-- Begin --
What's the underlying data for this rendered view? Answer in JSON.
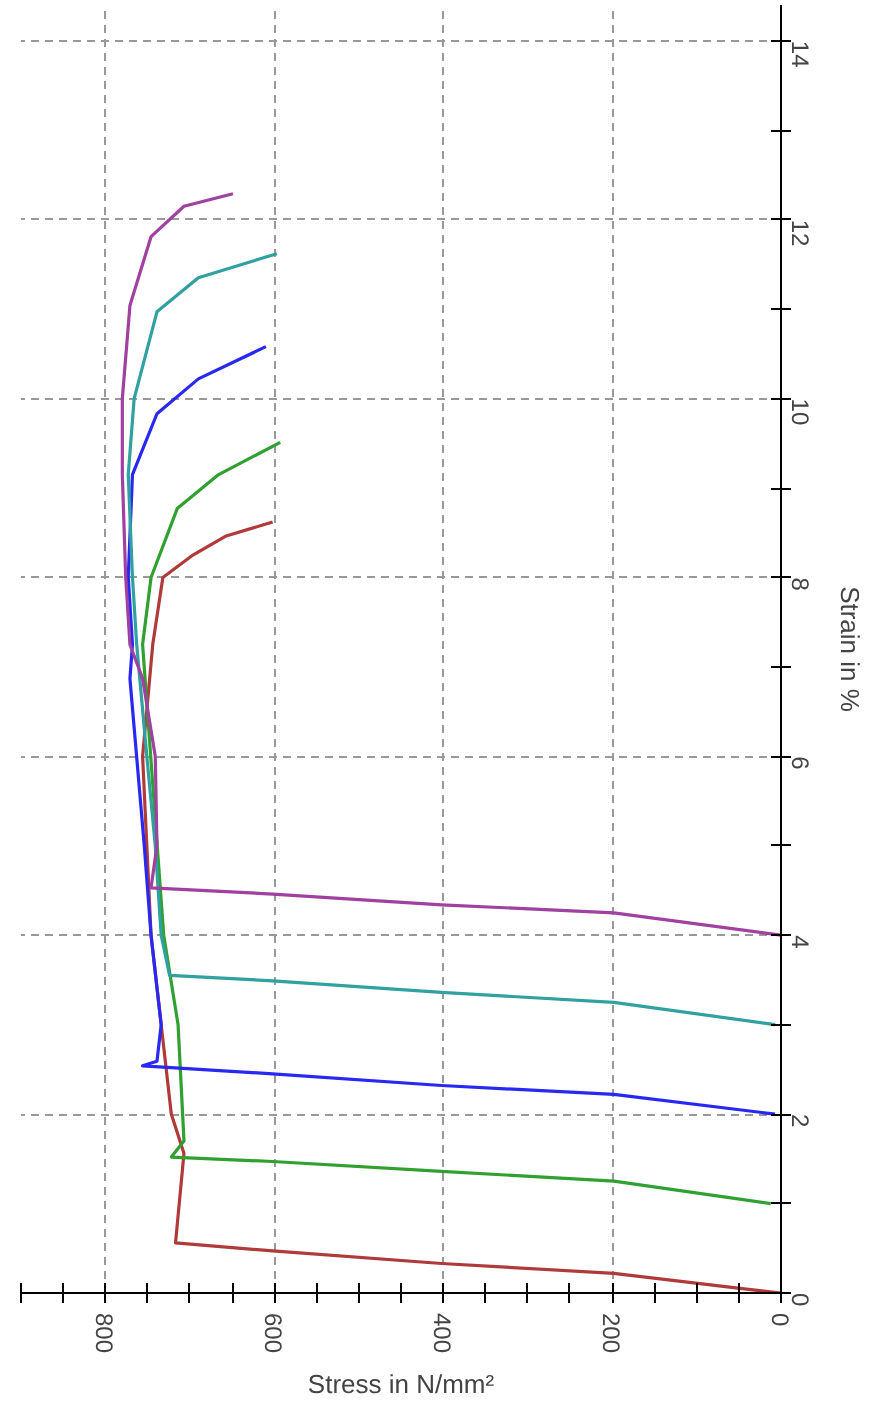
{
  "chart_data": {
    "type": "line",
    "xlabel": "Stress in N/mm²",
    "ylabel": "Strain in %",
    "xlim": [
      900,
      0
    ],
    "ylim": [
      0,
      14.4
    ],
    "xticks": [
      {
        "value": 900,
        "label": null
      },
      {
        "value": 850,
        "label": null
      },
      800,
      {
        "value": 750,
        "label": null
      },
      {
        "value": 700,
        "label": null
      },
      {
        "value": 650,
        "label": null
      },
      600,
      {
        "value": 550,
        "label": null
      },
      {
        "value": 500,
        "label": null
      },
      {
        "value": 450,
        "label": null
      },
      400,
      {
        "value": 350,
        "label": null
      },
      {
        "value": 300,
        "label": null
      },
      {
        "value": 250,
        "label": null
      },
      200,
      {
        "value": 150,
        "label": null
      },
      {
        "value": 100,
        "label": null
      },
      {
        "value": 50,
        "label": null
      },
      0
    ],
    "yticks": [
      0,
      {
        "value": 1,
        "label": null
      },
      2,
      {
        "value": 3,
        "label": null
      },
      4,
      {
        "value": 5,
        "label": null
      },
      6,
      {
        "value": 7,
        "label": null
      },
      8,
      {
        "value": 9,
        "label": null
      },
      10,
      {
        "value": 11,
        "label": null
      },
      12,
      {
        "value": 13,
        "label": null
      },
      14
    ],
    "grid": true,
    "line_style": "solid",
    "series": [
      {
        "color": "#b03a3a",
        "x": [
          0,
          56,
          198,
          402,
          602,
          717,
          707,
          722,
          746,
          756,
          744,
          732,
          698,
          658,
          602
        ],
        "values": [
          0,
          0.06,
          0.22,
          0.33,
          0.47,
          0.56,
          1.56,
          2.0,
          4.0,
          6.0,
          7.25,
          8.0,
          8.24,
          8.46,
          8.62
        ]
      },
      {
        "color": "#30a030",
        "x": [
          12,
          198,
          402,
          602,
          722,
          707,
          714,
          731,
          756,
          746,
          715,
          666,
          593
        ],
        "values": [
          1.0,
          1.25,
          1.36,
          1.47,
          1.52,
          1.7,
          3.0,
          4.0,
          7.25,
          8.0,
          8.77,
          9.15,
          9.51
        ]
      },
      {
        "color": "#2828f0",
        "x": [
          7,
          198,
          402,
          602,
          756,
          739,
          734,
          746,
          754,
          771,
          768,
          773,
          768,
          739,
          690,
          610
        ],
        "values": [
          2.0,
          2.22,
          2.32,
          2.45,
          2.54,
          2.59,
          3.0,
          4.0,
          5.0,
          6.87,
          7.25,
          8.0,
          9.15,
          9.83,
          10.22,
          10.58
        ]
      },
      {
        "color": "#30a0a0",
        "x": [
          7,
          198,
          402,
          602,
          724,
          734,
          741,
          751,
          763,
          768,
          773,
          766,
          739,
          690,
          597
        ],
        "values": [
          3.0,
          3.25,
          3.36,
          3.49,
          3.55,
          4.0,
          5.0,
          6.0,
          7.25,
          8.0,
          9.15,
          10.0,
          10.97,
          11.35,
          11.62
        ]
      },
      {
        "color": "#a040a0",
        "x": [
          0,
          198,
          402,
          602,
          746,
          739,
          741,
          756,
          771,
          776,
          780,
          780,
          771,
          746,
          707,
          649
        ],
        "values": [
          4.0,
          4.25,
          4.34,
          4.46,
          4.53,
          5.0,
          6.0,
          6.87,
          7.25,
          8.0,
          9.15,
          10.0,
          11.04,
          11.81,
          12.15,
          12.29
        ]
      }
    ]
  }
}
-- End --
◆ **WHAT IS BEING ASKED**:
Gather each line of the listing that holds the string "color".

◆ **THE SOLUTION**:
        "color": "#b03a3a",
        "color": "#30a030",
        "color": "#2828f0",
        "color": "#30a0a0",
        "color": "#a040a0",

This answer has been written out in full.